Stated goal: The records below must be retyped exactly.

Material for this task:
━━━━

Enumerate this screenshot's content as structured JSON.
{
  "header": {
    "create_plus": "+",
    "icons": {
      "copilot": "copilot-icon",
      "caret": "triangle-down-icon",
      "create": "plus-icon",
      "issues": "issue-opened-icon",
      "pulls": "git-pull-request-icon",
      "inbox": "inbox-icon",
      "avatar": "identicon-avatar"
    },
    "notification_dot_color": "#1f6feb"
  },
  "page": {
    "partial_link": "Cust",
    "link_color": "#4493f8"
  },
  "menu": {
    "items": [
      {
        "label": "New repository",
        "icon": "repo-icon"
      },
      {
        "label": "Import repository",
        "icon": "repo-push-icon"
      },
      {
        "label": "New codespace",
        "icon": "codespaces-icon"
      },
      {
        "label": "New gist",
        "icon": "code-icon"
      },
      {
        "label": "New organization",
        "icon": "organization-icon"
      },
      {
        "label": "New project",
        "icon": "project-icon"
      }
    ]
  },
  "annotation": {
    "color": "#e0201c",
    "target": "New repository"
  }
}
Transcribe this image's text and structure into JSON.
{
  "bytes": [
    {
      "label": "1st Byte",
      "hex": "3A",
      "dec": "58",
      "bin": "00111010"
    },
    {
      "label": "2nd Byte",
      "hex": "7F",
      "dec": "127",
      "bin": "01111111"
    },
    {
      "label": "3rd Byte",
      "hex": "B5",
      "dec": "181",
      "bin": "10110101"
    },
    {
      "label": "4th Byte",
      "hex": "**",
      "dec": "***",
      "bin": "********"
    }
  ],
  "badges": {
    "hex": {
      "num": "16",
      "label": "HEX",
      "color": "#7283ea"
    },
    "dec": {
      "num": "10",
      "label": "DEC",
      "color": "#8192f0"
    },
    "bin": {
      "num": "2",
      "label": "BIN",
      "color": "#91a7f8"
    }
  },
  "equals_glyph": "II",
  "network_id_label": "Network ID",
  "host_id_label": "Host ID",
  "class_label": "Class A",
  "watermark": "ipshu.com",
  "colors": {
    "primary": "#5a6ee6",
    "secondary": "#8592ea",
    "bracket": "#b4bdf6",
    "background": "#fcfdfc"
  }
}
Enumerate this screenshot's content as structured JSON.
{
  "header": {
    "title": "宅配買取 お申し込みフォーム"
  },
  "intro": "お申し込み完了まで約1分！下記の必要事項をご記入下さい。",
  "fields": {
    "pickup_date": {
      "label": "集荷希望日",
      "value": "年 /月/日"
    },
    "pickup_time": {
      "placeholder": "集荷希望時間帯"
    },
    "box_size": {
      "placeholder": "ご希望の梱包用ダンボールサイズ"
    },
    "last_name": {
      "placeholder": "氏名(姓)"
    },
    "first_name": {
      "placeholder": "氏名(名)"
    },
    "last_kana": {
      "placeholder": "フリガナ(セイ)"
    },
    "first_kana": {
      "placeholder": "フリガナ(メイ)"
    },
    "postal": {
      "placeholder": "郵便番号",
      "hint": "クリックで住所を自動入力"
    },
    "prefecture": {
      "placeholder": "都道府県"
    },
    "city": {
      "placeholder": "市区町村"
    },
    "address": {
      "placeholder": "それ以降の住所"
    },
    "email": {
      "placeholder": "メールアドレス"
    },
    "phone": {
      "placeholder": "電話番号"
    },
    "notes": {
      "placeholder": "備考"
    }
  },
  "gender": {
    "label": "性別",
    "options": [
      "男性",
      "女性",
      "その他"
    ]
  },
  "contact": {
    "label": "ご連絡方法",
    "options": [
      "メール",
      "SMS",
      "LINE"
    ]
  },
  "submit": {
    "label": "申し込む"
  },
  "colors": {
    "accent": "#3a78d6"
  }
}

━━━━

Exercise response:
Enumerate this screenshot's content as structured JSON.
{
  "header": {
    "create_plus": "+",
    "icons": {
      "copilot": "copilot-icon",
      "caret": "triangle-down-icon",
      "create": "plus-icon",
      "issues": "issue-opened-icon",
      "pulls": "git-pull-request-icon",
      "inbox": "inbox-icon",
      "avatar": "identicon-avatar"
    },
    "notification_dot_color": "#1f6feb"
  },
  "page": {
    "partial_link": "Cust",
    "link_color": "#4493f8"
  },
  "menu": {
    "items": [
      {
        "label": "New repository",
        "icon": "repo-icon"
      },
      {
        "label": "Import repository",
        "icon": "repo-push-icon"
      },
      {
        "label": "New codespace",
        "icon": "codespaces-icon"
      },
      {
        "label": "New gist",
        "icon": "code-icon"
      },
      {
        "label": "New organization",
        "icon": "organization-icon"
      },
      {
        "label": "New project",
        "icon": "project-icon"
      }
    ]
  },
  "annotation": {
    "color": "#e0201c",
    "target": "New repository"
  }
}
Transcribe this image's text and structure into JSON.
{
  "bytes": [
    {
      "label": "1st Byte",
      "hex": "3A",
      "dec": "58",
      "bin": "00111010"
    },
    {
      "label": "2nd Byte",
      "hex": "7F",
      "dec": "127",
      "bin": "01111111"
    },
    {
      "label": "3rd Byte",
      "hex": "B5",
      "dec": "181",
      "bin": "10110101"
    },
    {
      "label": "4th Byte",
      "hex": "**",
      "dec": "***",
      "bin": "********"
    }
  ],
  "badges": {
    "hex": {
      "num": "16",
      "label": "HEX",
      "color": "#7283ea"
    },
    "dec": {
      "num": "10",
      "label": "DEC",
      "color": "#8192f0"
    },
    "bin": {
      "num": "2",
      "label": "BIN",
      "color": "#91a7f8"
    }
  },
  "equals_glyph": "II",
  "network_id_label": "Network ID",
  "host_id_label": "Host ID",
  "class_label": "Class A",
  "watermark": "ipshu.com",
  "colors": {
    "primary": "#5a6ee6",
    "secondary": "#8592ea",
    "bracket": "#b4bdf6",
    "background": "#fcfdfc"
  }
}
Enumerate this screenshot's content as structured JSON.
{
  "header": {
    "title": "宅配買取 お申し込みフォーム"
  },
  "intro": "お申し込み完了まで約1分！下記の必要事項をご記入下さい。",
  "fields": {
    "pickup_date": {
      "label": "集荷希望日",
      "value": "年 /月/日"
    },
    "pickup_time": {
      "placeholder": "集荷希望時間帯"
    },
    "box_size": {
      "placeholder": "ご希望の梱包用ダンボールサイズ"
    },
    "last_name": {
      "placeholder": "氏名(姓)"
    },
    "first_name": {
      "placeholder": "氏名(名)"
    },
    "last_kana": {
      "placeholder": "フリガナ(セイ)"
    },
    "first_kana": {
      "placeholder": "フリガナ(メイ)"
    },
    "postal": {
      "placeholder": "郵便番号",
      "hint": "クリックで住所を自動入力"
    },
    "prefecture": {
      "placeholder": "都道府県"
    },
    "city": {
      "placeholder": "市区町村"
    },
    "address": {
      "placeholder": "それ以降の住所"
    },
    "email": {
      "placeholder": "メールアドレス"
    },
    "phone": {
      "placeholder": "電話番号"
    },
    "notes": {
      "placeholder": "備考"
    }
  },
  "gender": {
    "label": "性別",
    "options": [
      "男性",
      "女性",
      "その他"
    ]
  },
  "contact": {
    "label": "ご連絡方法",
    "options": [
      "メール",
      "SMS",
      "LINE"
    ]
  },
  "submit": {
    "label": "申し込む"
  },
  "colors": {
    "accent": "#3a78d6"
  }
}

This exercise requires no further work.